Start EXERCISE MATERIAL

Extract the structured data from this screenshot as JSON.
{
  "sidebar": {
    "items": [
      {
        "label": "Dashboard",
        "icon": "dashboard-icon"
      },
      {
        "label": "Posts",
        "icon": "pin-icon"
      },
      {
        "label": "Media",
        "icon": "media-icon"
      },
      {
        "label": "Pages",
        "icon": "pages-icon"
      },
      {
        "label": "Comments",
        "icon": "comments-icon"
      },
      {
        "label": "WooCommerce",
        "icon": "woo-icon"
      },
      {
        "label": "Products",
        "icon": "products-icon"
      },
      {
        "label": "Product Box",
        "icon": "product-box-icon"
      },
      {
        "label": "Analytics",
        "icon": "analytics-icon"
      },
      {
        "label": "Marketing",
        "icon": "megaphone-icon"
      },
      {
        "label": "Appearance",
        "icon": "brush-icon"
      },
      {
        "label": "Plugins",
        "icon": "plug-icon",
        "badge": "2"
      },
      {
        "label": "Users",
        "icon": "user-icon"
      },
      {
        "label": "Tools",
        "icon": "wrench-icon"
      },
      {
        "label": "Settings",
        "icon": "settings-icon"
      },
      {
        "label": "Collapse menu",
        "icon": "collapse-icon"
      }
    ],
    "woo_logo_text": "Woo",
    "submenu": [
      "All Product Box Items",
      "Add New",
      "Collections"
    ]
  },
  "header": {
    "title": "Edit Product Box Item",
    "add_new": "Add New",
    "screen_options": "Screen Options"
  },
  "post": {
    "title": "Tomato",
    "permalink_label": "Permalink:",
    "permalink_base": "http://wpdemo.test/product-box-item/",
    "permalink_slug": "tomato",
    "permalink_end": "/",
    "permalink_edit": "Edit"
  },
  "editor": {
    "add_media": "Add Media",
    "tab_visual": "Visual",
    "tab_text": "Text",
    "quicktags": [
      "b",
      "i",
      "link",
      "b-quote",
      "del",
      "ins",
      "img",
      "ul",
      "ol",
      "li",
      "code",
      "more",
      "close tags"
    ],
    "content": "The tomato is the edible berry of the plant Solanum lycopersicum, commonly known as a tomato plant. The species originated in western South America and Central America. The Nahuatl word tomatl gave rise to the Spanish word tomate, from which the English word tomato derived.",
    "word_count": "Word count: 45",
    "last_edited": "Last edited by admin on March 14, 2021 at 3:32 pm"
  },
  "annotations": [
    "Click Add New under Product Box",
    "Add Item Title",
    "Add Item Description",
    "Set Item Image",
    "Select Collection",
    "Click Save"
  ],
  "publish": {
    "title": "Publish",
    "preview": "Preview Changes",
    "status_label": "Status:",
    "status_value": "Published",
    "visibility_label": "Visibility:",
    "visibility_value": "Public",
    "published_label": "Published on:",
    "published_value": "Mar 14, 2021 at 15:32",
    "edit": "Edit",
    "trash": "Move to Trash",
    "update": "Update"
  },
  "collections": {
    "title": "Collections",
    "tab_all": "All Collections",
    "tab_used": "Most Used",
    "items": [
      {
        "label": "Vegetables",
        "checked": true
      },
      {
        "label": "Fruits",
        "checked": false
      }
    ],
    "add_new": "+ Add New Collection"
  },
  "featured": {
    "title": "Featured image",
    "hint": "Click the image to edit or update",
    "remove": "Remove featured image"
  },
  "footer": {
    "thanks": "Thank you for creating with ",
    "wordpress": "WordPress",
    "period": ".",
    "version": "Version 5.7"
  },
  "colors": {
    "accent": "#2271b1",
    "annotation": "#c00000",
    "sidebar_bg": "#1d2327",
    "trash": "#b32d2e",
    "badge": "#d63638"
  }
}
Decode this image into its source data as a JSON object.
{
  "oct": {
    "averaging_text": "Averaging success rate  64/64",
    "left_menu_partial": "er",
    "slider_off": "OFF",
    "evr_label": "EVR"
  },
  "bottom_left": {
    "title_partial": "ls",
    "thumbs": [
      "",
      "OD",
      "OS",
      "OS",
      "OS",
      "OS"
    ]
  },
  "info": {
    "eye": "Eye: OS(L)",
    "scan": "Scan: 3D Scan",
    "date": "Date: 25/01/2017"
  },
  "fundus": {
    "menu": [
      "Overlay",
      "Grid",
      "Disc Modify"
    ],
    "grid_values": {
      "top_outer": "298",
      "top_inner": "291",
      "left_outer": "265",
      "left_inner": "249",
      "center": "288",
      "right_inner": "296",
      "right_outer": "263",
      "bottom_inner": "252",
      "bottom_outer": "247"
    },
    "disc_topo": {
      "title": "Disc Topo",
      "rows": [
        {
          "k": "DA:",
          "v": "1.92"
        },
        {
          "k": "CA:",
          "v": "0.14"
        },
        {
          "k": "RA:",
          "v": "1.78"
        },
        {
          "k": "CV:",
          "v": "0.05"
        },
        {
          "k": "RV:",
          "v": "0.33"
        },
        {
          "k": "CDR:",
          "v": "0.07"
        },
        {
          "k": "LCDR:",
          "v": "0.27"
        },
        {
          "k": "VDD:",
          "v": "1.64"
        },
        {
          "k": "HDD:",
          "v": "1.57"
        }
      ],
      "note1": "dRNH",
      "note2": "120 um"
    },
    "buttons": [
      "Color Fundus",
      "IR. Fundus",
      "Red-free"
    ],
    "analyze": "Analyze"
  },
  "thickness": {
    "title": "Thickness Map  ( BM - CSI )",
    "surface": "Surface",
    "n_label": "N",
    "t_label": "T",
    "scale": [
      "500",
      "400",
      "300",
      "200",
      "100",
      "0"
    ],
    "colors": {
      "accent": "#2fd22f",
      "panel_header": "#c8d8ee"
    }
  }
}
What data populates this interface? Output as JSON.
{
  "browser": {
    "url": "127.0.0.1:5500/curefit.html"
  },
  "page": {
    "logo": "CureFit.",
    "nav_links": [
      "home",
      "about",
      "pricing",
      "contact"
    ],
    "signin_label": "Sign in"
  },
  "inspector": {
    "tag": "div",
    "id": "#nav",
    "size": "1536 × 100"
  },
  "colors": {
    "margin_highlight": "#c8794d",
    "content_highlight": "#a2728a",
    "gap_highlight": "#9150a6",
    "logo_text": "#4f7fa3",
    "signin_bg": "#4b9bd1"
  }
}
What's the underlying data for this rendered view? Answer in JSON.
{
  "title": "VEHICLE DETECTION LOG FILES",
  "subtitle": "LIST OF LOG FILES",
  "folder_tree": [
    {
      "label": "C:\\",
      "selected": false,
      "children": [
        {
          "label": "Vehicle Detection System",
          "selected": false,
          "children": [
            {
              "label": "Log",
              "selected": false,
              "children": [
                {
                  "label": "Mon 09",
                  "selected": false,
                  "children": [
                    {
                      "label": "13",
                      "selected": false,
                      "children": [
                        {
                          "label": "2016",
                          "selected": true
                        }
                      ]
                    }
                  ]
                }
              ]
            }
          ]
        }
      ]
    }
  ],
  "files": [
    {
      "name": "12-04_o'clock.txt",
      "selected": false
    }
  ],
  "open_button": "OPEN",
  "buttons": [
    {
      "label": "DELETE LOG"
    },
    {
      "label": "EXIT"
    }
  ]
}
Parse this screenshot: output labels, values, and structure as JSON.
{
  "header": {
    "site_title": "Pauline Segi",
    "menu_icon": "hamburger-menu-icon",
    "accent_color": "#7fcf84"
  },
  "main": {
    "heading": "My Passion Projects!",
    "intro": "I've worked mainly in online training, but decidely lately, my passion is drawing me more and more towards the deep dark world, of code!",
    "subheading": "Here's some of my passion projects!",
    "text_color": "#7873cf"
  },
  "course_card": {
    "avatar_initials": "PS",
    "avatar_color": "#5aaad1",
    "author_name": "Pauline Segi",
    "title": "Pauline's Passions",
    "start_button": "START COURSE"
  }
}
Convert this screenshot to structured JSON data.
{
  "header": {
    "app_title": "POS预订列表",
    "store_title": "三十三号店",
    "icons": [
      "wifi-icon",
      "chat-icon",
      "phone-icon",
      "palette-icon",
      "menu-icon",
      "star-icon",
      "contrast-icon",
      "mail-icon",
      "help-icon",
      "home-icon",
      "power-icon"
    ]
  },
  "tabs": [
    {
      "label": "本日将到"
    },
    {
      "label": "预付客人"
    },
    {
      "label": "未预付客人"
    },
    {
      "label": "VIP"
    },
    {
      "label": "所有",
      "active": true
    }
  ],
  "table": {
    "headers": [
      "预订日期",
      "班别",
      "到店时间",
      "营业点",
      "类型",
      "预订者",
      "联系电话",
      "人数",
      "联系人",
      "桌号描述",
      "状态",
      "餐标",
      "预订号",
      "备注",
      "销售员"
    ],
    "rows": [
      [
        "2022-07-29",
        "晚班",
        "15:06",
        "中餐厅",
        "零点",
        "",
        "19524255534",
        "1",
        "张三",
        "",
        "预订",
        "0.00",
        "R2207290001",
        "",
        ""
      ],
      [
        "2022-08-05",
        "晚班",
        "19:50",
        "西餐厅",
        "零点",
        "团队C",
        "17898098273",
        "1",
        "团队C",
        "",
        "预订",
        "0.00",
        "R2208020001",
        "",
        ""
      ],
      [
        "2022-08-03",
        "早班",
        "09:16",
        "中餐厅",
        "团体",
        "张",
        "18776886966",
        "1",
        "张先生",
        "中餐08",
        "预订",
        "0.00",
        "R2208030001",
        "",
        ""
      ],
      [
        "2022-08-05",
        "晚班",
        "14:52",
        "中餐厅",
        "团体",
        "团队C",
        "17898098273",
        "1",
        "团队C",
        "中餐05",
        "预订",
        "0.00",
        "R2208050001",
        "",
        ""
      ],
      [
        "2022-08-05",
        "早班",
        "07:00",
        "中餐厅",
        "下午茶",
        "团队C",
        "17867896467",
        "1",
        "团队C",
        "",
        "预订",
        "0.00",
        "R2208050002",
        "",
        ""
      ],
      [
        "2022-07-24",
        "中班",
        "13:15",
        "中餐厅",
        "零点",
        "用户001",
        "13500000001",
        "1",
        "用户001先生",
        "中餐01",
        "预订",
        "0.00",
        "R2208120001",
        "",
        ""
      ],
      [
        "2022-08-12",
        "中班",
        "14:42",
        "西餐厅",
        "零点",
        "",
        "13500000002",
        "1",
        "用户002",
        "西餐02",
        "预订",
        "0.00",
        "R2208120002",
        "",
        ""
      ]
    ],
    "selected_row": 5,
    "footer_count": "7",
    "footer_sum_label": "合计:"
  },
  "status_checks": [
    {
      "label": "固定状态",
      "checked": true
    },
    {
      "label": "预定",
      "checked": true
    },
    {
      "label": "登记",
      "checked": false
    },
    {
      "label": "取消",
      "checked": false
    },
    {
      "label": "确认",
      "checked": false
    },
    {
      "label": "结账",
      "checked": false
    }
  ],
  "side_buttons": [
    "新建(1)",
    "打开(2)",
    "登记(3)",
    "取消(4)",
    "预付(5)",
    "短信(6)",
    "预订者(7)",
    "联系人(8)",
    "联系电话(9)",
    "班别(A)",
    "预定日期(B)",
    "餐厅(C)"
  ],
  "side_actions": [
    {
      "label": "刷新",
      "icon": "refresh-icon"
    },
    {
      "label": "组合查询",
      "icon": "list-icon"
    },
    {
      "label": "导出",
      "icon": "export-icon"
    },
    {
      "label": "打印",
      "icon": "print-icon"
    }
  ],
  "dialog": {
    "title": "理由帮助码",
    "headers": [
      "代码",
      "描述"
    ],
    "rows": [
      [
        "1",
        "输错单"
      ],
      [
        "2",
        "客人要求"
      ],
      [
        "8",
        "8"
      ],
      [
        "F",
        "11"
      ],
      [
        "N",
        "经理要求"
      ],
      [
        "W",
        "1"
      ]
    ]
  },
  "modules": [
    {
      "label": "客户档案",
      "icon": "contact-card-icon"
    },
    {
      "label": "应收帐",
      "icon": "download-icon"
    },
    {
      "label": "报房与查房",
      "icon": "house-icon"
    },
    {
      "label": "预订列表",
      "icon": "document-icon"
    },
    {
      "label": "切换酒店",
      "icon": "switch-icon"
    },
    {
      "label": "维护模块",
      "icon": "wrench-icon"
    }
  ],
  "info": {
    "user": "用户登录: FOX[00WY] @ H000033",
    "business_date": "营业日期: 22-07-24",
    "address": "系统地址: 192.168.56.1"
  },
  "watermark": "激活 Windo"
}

End EXERCISE MATERIAL

PROBLEM: Look over the records above and copy each line that includes the string "children".

SOLUTION TO THIS TASK:
      "children": [
          "children": [
              "children": [
                  "children": [
                      "children": [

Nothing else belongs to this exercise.